## THE REQUEST
Identify each line holding the string "выигравших" and copy it.

◆ ◆ ◆

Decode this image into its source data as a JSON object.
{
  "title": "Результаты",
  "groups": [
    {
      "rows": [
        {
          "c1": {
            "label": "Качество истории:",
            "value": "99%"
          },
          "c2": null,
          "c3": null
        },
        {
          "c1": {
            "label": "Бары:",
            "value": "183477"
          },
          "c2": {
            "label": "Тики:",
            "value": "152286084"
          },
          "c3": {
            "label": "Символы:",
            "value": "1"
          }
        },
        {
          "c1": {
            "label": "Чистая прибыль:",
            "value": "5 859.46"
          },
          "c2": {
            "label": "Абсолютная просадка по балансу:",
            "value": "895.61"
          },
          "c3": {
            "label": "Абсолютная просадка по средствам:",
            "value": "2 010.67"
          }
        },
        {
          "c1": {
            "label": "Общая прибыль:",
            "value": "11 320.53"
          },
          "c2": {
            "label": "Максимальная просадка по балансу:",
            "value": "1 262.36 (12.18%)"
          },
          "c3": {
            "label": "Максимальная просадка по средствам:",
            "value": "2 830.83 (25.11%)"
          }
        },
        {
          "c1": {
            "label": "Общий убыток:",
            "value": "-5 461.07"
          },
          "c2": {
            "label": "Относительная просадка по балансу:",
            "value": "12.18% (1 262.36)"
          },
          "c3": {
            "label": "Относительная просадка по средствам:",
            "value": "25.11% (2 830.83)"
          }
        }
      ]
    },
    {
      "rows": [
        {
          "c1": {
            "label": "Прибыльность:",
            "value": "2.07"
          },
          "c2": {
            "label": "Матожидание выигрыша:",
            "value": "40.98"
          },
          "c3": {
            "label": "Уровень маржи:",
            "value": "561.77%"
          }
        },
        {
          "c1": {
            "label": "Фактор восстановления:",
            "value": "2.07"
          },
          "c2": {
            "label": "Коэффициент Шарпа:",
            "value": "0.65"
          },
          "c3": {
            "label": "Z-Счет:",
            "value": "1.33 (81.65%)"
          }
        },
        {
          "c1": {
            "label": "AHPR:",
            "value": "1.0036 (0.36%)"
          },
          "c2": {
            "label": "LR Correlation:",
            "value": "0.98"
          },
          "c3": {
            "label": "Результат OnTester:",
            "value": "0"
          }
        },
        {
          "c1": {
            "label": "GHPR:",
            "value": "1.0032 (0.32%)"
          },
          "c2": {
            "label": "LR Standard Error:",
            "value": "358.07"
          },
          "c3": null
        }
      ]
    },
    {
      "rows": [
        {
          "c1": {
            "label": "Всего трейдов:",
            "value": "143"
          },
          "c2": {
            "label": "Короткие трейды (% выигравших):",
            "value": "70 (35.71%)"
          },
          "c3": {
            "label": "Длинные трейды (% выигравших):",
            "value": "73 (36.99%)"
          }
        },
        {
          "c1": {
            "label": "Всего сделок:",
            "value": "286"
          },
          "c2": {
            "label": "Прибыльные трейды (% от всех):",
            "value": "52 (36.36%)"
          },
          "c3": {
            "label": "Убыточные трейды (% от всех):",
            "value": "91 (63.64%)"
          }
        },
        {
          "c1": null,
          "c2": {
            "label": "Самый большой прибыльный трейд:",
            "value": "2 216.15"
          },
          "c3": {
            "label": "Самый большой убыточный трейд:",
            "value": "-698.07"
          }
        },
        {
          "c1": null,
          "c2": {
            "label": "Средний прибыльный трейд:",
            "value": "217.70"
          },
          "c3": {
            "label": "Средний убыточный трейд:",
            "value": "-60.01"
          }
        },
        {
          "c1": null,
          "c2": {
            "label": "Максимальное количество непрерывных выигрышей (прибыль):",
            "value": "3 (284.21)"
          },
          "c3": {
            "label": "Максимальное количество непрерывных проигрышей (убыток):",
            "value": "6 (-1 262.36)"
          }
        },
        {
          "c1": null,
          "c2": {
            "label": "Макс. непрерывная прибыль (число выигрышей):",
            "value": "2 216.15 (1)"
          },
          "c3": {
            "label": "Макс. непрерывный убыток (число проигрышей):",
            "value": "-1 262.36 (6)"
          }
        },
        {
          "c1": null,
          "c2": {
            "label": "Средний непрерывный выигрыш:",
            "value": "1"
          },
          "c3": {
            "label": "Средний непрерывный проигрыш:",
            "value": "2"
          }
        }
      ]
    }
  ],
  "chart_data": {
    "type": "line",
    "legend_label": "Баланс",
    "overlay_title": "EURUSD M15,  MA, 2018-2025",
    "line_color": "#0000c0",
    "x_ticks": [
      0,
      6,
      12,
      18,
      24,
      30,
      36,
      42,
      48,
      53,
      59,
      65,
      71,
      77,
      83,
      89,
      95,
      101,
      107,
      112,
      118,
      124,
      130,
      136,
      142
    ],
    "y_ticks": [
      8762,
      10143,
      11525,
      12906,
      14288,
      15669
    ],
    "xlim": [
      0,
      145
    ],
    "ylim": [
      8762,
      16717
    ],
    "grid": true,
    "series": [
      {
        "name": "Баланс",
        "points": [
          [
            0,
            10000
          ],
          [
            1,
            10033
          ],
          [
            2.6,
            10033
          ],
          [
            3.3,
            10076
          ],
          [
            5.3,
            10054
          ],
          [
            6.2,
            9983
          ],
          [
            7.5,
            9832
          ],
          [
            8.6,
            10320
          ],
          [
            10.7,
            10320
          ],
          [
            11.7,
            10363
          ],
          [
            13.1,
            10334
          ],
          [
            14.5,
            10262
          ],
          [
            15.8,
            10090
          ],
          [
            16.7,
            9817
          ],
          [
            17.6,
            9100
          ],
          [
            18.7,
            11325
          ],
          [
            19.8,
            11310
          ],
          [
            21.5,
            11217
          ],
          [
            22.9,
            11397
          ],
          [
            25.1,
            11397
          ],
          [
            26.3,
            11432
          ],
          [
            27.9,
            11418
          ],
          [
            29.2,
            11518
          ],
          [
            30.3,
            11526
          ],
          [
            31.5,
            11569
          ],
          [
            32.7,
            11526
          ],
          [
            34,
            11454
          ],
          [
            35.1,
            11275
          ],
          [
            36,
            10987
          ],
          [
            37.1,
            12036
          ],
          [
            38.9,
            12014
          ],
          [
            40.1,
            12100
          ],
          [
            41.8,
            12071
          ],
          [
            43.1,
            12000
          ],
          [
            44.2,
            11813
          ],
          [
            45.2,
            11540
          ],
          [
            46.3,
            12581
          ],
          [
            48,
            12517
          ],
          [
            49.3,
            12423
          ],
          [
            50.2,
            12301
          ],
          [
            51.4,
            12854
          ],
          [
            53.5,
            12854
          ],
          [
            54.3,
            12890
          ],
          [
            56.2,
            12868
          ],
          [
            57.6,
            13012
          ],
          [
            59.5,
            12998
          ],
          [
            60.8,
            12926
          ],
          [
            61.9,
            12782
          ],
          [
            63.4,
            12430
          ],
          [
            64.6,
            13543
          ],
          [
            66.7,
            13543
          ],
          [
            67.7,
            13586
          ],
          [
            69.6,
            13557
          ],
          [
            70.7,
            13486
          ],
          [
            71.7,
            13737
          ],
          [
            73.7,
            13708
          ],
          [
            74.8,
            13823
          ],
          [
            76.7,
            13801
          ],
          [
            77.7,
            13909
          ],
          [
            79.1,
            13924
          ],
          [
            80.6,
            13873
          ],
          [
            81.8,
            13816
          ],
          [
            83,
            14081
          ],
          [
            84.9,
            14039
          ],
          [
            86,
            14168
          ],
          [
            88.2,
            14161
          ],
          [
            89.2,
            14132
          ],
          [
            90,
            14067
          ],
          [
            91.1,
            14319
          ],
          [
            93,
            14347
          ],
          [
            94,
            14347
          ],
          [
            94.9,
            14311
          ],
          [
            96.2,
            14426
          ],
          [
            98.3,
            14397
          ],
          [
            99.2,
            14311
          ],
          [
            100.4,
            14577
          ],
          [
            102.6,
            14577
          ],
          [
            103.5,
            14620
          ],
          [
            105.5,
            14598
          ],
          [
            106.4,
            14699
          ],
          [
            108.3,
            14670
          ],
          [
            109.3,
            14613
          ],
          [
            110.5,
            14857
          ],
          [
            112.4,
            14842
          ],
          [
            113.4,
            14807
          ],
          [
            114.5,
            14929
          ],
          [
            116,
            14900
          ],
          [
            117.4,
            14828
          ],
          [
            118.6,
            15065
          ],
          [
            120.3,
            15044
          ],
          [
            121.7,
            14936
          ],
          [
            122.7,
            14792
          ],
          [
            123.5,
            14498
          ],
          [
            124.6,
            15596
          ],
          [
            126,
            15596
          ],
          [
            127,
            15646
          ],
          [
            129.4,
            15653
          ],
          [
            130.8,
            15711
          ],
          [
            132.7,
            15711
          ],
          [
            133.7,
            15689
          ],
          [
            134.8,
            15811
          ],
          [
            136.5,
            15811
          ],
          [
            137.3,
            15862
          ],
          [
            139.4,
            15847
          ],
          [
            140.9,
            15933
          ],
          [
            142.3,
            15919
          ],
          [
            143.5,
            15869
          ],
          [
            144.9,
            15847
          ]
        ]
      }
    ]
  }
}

◆ ◆ ◆

## RESULT BELOW
            "label": "Короткие трейды (% выигравших):",
            "label": "Длинные трейды (% выигравших):",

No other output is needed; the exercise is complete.